* [Consigne 1]
Dans les lignes fournies, pouvez-vous recopier la partie qui s'ouvre sur la ligne contenant "For every button, label, input, icon, or" et se ferme sur celle contenant "arg-w: w: [722, 537, 755, 593]", toutes deux incluses, en substituant "capture d'écran" à "screenshot" sans rien changer d'autre ? Laissez les images de côté.

* [Extrait du texte]
========

Auteurs, dates et lieux de composition

Rien n'est plus malaisé que de décider de la provenance de ces textes. En principe, il faudrait envisager chacun à part. Malgré les progrès de la paléographie, de l'archéologie, les comparaisons utiles à faire avec les œuvres de certains scaldes, la critique interne et l'histoire, il suffira ici de dire que les spécialistes ne parviennent même pas à s'accorder sur un moyen terme. Tout ce qu'on peut avancer, c'est que certains poèmes peuvent remonter au viie siècle, comme les Hamdismál, d'autres, comme la Thrymskvida ou la Hymiskvida, datant du xiiie ou même du xive siècle. Les Fjölvinnsmál pourraient être plus récents encore. Le fait que, dans la forme où nous les connaissons, ils aient été rédigés à l'époque chrétienne ne peut que compliquer les investigations. Tous les auteurs sont inconnus, à l'exception de celui de la Thrymskvida, laquelle pourrait avoir été composée, ou refaite, par Snorri Sturluson, mais il ne peut être question de considérer ces œuvres comme le fruit d'une inspiration populaire indifférenciée : chacun de ces textes porte la marque d'une personnalité originale. Nous savons, grâce aux scaldes, que les Hamdismál existaient déjà vers 850, et les Hávamál avant 960 ; quant à la Völuspá, on s'accorde à la dater d'environ 1000. Là s'arrêtent nos « certitudes ».

========

* [Lignes fournies]
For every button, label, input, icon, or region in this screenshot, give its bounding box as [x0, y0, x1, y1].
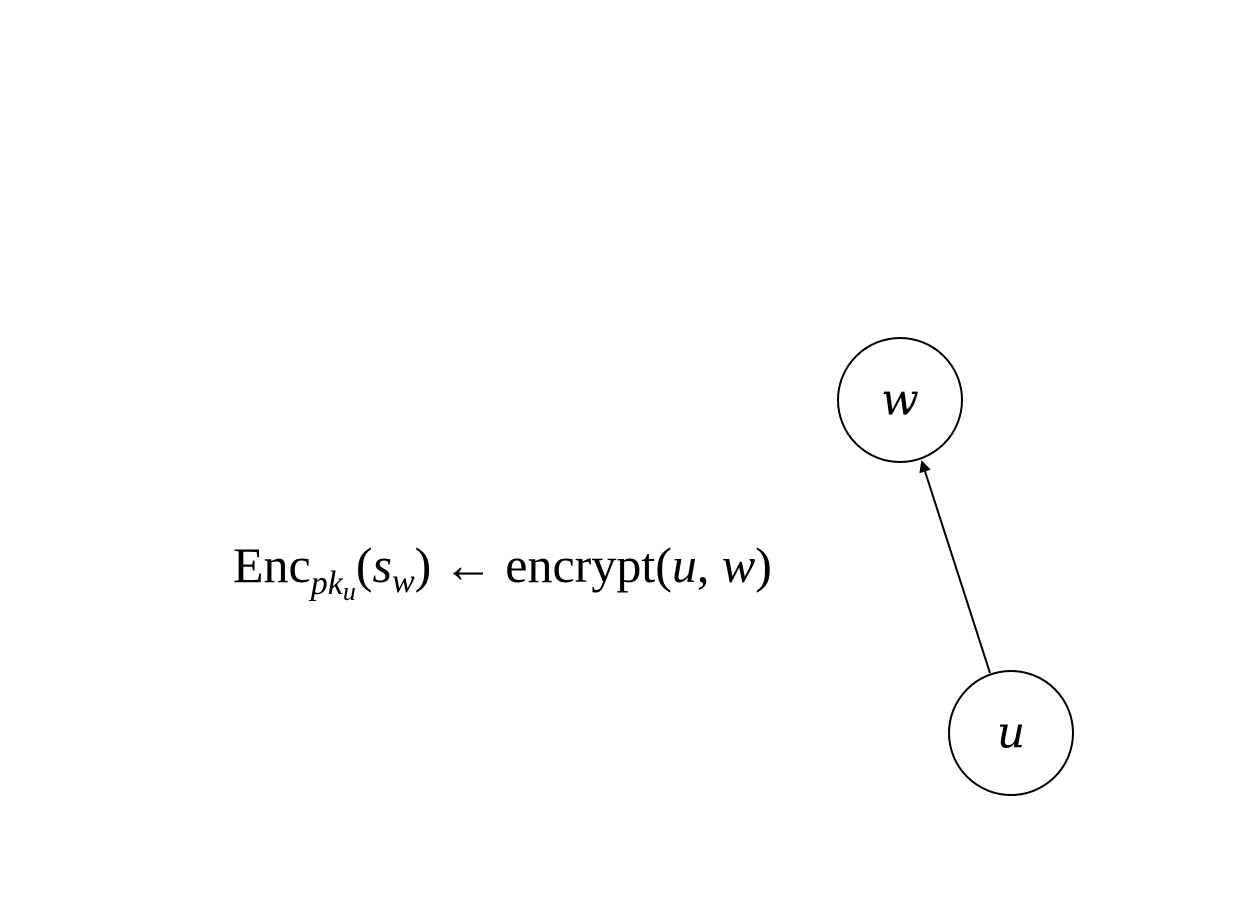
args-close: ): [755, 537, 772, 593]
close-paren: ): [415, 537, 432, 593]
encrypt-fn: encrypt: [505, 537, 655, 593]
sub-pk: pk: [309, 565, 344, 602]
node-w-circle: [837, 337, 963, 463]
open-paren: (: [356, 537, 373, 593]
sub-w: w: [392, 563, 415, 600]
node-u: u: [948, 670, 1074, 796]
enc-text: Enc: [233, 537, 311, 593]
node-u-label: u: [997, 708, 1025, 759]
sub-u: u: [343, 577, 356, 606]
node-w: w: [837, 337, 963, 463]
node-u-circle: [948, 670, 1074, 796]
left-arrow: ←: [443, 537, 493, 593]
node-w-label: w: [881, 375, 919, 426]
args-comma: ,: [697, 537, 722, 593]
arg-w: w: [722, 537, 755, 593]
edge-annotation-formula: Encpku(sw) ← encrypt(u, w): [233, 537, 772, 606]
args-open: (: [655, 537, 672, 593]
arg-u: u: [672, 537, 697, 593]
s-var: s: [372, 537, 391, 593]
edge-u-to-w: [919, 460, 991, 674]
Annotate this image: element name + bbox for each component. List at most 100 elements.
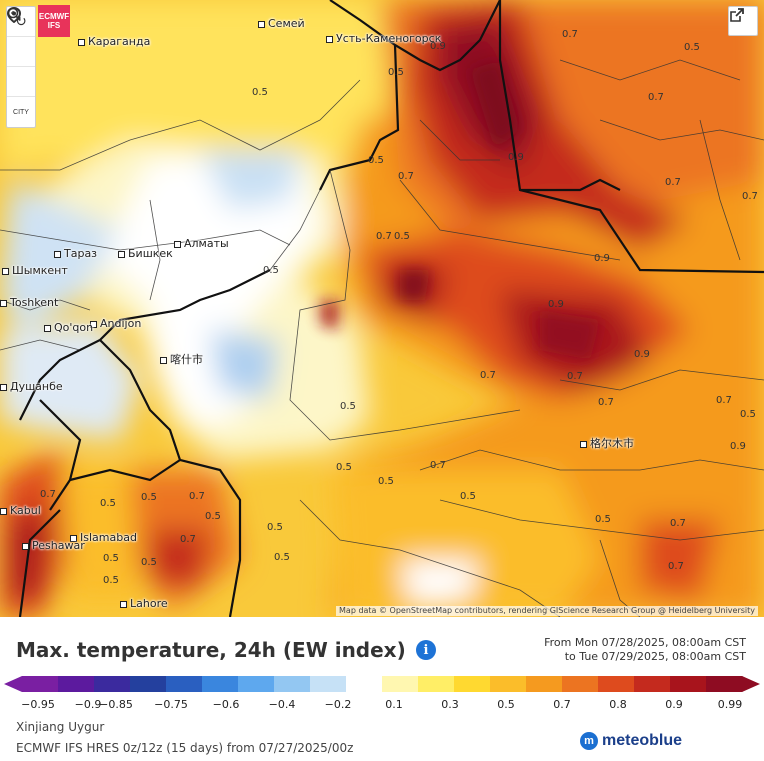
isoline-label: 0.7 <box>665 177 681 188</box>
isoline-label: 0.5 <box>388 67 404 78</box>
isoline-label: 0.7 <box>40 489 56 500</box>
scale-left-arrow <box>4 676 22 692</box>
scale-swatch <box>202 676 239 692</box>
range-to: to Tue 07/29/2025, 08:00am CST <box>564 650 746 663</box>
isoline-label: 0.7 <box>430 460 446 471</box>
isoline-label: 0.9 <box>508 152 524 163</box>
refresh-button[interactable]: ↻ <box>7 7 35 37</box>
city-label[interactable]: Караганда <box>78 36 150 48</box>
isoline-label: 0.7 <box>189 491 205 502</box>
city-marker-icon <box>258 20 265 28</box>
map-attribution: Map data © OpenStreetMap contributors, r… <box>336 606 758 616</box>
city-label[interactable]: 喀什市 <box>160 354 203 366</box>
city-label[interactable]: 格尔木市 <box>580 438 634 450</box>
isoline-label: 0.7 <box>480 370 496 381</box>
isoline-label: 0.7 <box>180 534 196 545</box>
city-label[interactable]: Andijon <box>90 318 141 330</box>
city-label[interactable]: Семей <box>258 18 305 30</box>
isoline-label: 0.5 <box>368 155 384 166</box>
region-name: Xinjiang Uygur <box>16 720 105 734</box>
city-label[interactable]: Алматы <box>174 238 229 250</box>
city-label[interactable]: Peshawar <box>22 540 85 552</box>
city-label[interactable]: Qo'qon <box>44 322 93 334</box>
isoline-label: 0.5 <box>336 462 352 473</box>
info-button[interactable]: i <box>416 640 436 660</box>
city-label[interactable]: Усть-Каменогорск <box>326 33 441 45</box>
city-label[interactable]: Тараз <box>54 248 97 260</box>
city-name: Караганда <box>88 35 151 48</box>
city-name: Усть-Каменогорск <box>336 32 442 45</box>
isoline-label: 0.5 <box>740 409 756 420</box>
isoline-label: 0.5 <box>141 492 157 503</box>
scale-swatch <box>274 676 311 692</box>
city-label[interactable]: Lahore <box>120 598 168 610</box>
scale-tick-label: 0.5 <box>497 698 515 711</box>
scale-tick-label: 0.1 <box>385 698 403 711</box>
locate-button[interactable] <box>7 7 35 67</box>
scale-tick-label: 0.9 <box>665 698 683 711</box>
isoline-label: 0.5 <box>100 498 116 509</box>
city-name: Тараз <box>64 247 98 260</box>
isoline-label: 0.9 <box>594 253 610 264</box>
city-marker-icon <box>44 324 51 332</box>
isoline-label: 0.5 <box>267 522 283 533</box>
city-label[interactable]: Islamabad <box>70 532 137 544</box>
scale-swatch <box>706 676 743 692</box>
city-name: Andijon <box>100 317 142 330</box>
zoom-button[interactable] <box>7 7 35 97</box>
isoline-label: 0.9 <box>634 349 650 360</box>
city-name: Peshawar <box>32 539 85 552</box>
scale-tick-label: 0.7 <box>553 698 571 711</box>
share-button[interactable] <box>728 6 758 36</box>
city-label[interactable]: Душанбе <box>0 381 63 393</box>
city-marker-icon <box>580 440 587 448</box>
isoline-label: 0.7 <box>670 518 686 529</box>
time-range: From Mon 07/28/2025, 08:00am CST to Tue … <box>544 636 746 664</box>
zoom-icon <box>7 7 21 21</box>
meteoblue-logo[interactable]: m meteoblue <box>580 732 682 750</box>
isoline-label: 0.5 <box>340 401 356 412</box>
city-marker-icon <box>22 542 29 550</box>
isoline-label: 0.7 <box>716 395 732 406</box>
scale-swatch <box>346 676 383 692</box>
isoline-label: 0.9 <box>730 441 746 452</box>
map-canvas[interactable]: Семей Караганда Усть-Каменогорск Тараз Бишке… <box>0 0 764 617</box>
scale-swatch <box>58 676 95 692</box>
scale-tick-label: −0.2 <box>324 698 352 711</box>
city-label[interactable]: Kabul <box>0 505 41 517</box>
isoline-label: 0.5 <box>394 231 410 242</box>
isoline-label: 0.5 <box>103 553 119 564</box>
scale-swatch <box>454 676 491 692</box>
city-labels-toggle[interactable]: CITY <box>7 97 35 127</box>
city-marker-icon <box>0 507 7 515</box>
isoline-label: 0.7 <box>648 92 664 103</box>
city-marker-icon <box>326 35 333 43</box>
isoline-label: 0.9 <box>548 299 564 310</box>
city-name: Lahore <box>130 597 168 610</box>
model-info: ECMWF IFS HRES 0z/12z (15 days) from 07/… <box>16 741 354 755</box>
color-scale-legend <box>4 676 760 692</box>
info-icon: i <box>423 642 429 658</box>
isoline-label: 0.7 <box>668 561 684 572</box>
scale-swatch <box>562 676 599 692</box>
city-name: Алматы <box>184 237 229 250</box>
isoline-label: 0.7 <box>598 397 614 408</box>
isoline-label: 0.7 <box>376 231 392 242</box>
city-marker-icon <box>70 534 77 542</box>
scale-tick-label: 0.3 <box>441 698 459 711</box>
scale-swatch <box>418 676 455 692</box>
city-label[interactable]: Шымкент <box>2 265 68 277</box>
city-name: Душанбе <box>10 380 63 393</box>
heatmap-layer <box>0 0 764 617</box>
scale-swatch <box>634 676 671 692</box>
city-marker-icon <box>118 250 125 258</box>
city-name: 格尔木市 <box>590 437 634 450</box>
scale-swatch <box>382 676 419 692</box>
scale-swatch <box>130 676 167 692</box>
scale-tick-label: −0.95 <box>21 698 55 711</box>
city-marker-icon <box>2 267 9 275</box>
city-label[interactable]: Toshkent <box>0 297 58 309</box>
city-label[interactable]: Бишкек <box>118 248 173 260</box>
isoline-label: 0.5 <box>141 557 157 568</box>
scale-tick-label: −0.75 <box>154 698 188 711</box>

========

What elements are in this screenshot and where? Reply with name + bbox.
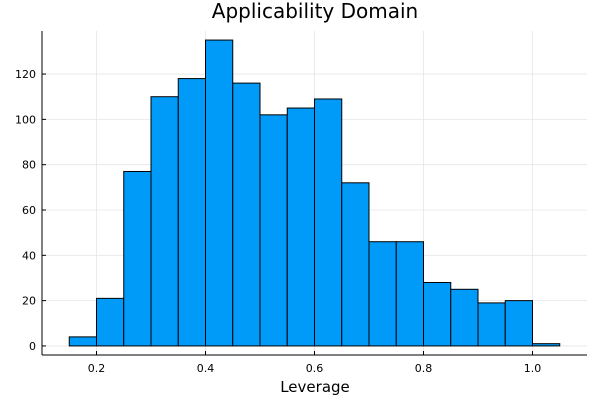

========

* [Consigne 2]
Selon l'extrait sur la datation des poèmes, pourquoi ne peut-on pas voir dans ces œuvres le fruit d'une inspiration populaire indifférenciée ?

* [Réponse 1]
For every button, label, input, icon, or region in this capture d'écran, give its bounding box as [x0, y0, x1, y1].
args-close: ): [755, 537, 772, 593]
close-paren: ): [415, 537, 432, 593]
encrypt-fn: encrypt: [505, 537, 655, 593]
sub-pk: pk: [309, 565, 344, 602]
node-w-circle: [837, 337, 963, 463]
open-paren: (: [356, 537, 373, 593]
sub-w: w: [392, 563, 415, 600]
node-u: u: [948, 670, 1074, 796]
enc-text: Enc: [233, 537, 311, 593]
node-u-label: u: [997, 708, 1025, 759]
sub-u: u: [343, 577, 356, 606]
node-w: w: [837, 337, 963, 463]
node-u-circle: [948, 670, 1074, 796]
left-arrow: ←: [443, 537, 493, 593]
node-w-label: w: [881, 375, 919, 426]
args-comma: ,: [697, 537, 722, 593]
arg-w: w: [722, 537, 755, 593]

* [Réponse 2]
Parce que chacun de ces textes porte la marque d'une personnalité originale.